Work required - Please report every line from the material that contains the word "document".

[Collected data]
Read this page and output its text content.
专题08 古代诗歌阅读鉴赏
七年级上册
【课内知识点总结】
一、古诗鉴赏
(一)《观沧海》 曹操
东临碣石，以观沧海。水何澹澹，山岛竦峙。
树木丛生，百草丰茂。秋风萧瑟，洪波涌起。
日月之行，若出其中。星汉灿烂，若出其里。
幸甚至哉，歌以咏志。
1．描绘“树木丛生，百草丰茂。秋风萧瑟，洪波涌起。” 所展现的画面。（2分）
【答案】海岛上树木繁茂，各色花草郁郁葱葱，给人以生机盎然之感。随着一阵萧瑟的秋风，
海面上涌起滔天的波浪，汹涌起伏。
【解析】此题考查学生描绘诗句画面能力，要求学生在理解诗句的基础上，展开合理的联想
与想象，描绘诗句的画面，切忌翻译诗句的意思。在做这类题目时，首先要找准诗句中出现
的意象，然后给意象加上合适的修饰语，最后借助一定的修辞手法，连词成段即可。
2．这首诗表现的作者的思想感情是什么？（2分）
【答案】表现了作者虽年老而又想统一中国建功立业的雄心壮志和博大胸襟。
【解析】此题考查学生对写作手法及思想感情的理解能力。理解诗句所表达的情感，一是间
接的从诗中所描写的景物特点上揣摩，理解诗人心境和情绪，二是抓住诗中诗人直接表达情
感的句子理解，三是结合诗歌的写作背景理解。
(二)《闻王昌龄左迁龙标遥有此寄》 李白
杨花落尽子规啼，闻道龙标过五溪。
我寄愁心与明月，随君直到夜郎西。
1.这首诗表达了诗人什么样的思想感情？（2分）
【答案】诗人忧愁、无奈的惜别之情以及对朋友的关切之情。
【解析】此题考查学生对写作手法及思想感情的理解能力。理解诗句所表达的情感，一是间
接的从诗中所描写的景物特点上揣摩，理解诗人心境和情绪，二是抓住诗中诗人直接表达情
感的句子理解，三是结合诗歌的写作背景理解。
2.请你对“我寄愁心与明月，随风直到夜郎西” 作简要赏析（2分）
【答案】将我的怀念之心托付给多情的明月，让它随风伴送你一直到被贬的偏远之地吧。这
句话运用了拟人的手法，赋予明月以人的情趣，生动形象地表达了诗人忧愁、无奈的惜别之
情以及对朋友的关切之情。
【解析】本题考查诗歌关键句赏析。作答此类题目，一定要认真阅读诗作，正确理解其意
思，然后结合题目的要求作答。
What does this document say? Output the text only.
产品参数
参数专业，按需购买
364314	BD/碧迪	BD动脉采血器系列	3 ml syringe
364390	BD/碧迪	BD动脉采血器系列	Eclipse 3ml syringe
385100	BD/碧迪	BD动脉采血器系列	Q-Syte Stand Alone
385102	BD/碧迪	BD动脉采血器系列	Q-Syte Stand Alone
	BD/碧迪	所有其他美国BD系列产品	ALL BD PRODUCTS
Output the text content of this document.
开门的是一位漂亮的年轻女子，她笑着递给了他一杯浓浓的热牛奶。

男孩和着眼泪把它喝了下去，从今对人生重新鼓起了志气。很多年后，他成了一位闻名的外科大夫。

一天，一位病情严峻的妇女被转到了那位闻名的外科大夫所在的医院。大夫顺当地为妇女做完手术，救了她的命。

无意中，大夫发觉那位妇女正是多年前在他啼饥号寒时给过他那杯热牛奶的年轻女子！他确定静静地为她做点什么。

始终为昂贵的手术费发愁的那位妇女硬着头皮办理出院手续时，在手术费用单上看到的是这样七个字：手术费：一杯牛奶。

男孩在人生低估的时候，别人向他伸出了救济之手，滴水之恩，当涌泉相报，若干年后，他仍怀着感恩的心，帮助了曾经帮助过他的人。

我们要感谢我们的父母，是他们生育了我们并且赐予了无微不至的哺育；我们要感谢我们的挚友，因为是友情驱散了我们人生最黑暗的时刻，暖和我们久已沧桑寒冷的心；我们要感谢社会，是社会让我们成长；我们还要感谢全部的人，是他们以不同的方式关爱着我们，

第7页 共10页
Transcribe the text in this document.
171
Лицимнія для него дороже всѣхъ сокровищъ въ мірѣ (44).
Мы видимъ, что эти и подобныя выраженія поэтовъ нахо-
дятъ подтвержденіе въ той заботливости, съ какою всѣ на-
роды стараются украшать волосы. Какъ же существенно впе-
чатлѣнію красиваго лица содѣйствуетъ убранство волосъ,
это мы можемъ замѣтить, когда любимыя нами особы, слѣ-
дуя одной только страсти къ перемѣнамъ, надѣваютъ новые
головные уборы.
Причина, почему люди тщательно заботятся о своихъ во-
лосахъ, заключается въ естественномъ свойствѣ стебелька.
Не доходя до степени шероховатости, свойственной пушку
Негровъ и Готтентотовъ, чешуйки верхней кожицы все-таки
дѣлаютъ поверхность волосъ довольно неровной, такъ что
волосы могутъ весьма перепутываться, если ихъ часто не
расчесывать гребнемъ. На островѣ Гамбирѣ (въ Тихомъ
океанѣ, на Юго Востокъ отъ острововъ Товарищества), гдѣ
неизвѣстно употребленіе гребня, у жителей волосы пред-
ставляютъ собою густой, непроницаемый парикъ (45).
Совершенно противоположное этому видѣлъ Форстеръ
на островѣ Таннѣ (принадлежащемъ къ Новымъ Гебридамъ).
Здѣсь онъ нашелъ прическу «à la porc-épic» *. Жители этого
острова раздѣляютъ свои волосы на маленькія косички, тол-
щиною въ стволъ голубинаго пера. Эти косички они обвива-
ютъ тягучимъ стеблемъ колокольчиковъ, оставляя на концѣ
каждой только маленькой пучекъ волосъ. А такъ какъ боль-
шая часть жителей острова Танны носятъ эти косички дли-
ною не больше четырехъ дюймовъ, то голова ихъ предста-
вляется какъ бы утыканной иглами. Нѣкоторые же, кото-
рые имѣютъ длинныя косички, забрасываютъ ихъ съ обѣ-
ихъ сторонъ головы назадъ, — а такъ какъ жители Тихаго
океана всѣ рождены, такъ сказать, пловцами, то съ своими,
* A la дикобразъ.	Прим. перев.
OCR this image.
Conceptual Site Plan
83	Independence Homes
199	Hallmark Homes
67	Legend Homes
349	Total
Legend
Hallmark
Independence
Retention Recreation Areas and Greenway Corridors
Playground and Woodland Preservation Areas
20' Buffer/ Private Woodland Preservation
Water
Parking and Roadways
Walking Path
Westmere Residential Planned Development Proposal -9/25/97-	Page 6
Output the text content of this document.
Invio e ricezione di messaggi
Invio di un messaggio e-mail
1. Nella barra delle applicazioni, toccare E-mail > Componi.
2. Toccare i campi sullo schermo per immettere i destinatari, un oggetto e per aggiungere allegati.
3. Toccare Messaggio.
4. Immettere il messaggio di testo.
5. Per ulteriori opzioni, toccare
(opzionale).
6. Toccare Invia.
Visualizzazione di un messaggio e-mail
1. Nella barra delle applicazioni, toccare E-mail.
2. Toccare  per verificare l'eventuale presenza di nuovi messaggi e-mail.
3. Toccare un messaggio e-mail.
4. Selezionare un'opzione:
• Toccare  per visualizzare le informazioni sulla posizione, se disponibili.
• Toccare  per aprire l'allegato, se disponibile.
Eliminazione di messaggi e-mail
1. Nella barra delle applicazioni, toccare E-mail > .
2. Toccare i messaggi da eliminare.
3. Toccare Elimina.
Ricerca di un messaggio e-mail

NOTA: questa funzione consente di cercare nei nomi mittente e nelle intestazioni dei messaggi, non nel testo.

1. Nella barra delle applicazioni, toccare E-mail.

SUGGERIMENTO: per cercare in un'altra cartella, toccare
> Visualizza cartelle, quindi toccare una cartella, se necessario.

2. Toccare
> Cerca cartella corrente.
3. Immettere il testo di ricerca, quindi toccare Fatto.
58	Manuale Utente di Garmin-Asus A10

Output for this exercise -
What does this document say? Output the text only.
Output the text content of this document.
Transcribe the text in this document.
Output the text content of this document.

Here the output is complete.